- READING TEXT:
******

Thales: 'All Things Are Water' — Where Philosophy Began

Conclusion First (Key Takeaways)

• From Myth to Reason: Thales rejected supernatural explanations and pioneered a mode of thought (logos) that explains natural phenomena through nature itself. "The birth of philosophy" is another name for this shift.
• The Invention of the "Question" of Archē: "All things are water" was surpassed within a generation. Even so, the way of posing the question — "There must be a fundamental principle (archē) common to all things" — has driven 2,600 years of inquiry.
• Uniting Theory and Practice: Thales reportedly predicted a solar eclipse through astronomical observation and cornered the olive-press market through commercial shrewdness. The first philosopher himself refuted the prejudice that "philosophers are useless."

Life and Historical Context

Thales was born around 624 BCE in Miletus, a port city in the Ionian region on the eastern coast of the Aegean Sea. At the time, Miletus was one of the foremost trading cities in the Mediterranean. Ships brought knowledge from Egypt, Babylonia, and Phoenicia; merchants used surveying and astronomical observation in their daily work. While the Greek mainland's city-states (poleis) were still taking shape, Ionia's commercial centers had already developed practical astronomy, surveying, and navigation.

******

- STORED ROWS:

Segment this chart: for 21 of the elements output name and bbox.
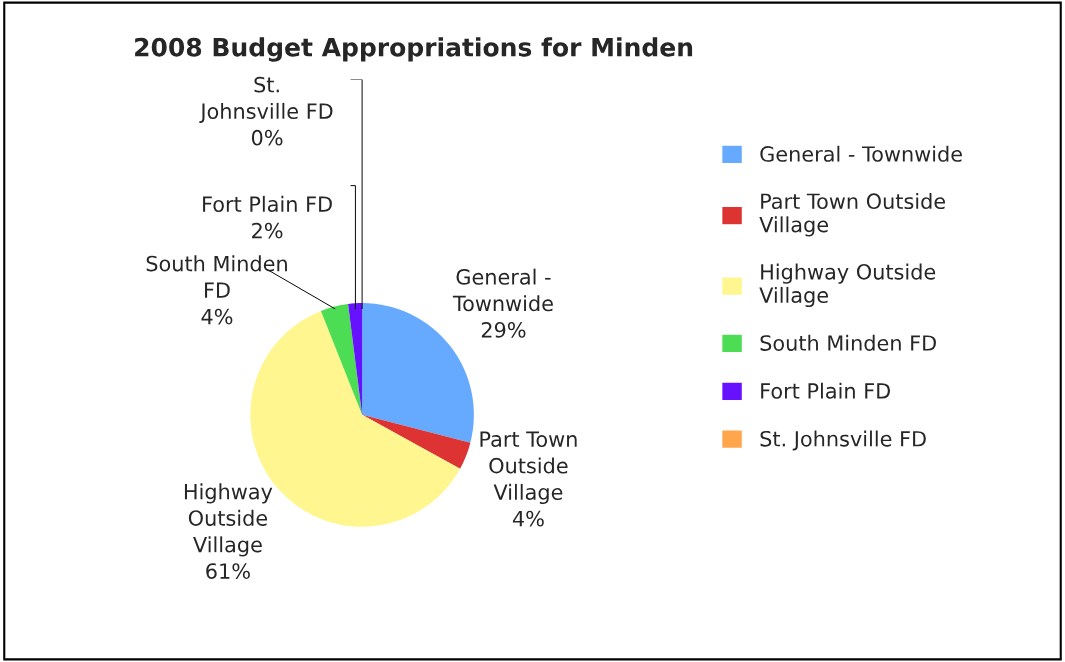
legend-label: Highway Outside Village bbox=[759, 263, 936, 308]
slice-label: General - Townwide bbox=[452, 268, 553, 312]
text: 0% bbox=[251, 129, 283, 146]
slice-label: Highway Outside Village bbox=[184, 483, 273, 557]
slice-label: Part Town Outside Village bbox=[480, 431, 577, 505]
legend-label: Part Town Outside Village bbox=[759, 192, 946, 237]
data-label: 2% bbox=[252, 222, 283, 239]
legend-label: South Minden FD bbox=[760, 334, 936, 351]
category-label: St. Johnsville FD bbox=[199, 76, 333, 123]
data-label: 61% bbox=[206, 563, 250, 579]
data-label: 29% bbox=[481, 321, 526, 338]
slice-label: South Minden FD bbox=[146, 255, 287, 298]
data-label: 4% bbox=[201, 308, 233, 325]
data-label: 4% bbox=[512, 510, 544, 527]
pie-slice bbox=[320, 303, 363, 415]
chart-title: 2008 Budget Appropriations for Minden bbox=[135, 37, 693, 62]
legend-label: St. Johnsville FD bbox=[760, 430, 926, 451]
legend-label: General - Townwide bbox=[760, 145, 962, 162]
pie-slice bbox=[362, 414, 471, 469]
legend-label: Fort Plain FD bbox=[761, 382, 891, 399]
slice-label: Fort Plain FD bbox=[203, 195, 332, 212]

******

- TASK TO CARRY OUT: Copy out the whole text on Thales word for word, from its title through its last sentence.

- FINISHED EXERCISE:
Thales: 'All Things Are Water' — Where Philosophy Began

Conclusion First (Key Takeaways)

• From Myth to Reason: Thales rejected supernatural explanations and pioneered a mode of thought (logos) that explains natural phenomena through nature itself. "The birth of philosophy" is another name for this shift.
• The Invention of the "Question" of Archē: "All things are water" was surpassed within a generation. Even so, the way of posing the question — "There must be a fundamental principle (archē) common to all things" — has driven 2,600 years of inquiry.
• Uniting Theory and Practice: Thales reportedly predicted a solar eclipse through astronomical observation and cornered the olive-press market through commercial shrewdness. The first philosopher himself refuted the prejudice that "philosophers are useless."

Life and Historical Context

Thales was born around 624 BCE in Miletus, a port city in the Ionian region on the eastern coast of the Aegean Sea. At the time, Miletus was one of the foremost trading cities in the Mediterranean. Ships brought knowledge from Egypt, Babylonia, and Phoenicia; merchants used surveying and astronomical observation in their daily work. While the Greek mainland's city-states (poleis) were still taking shape, Ionia's commercial centers had already developed practical astronomy, surveying, and navigation.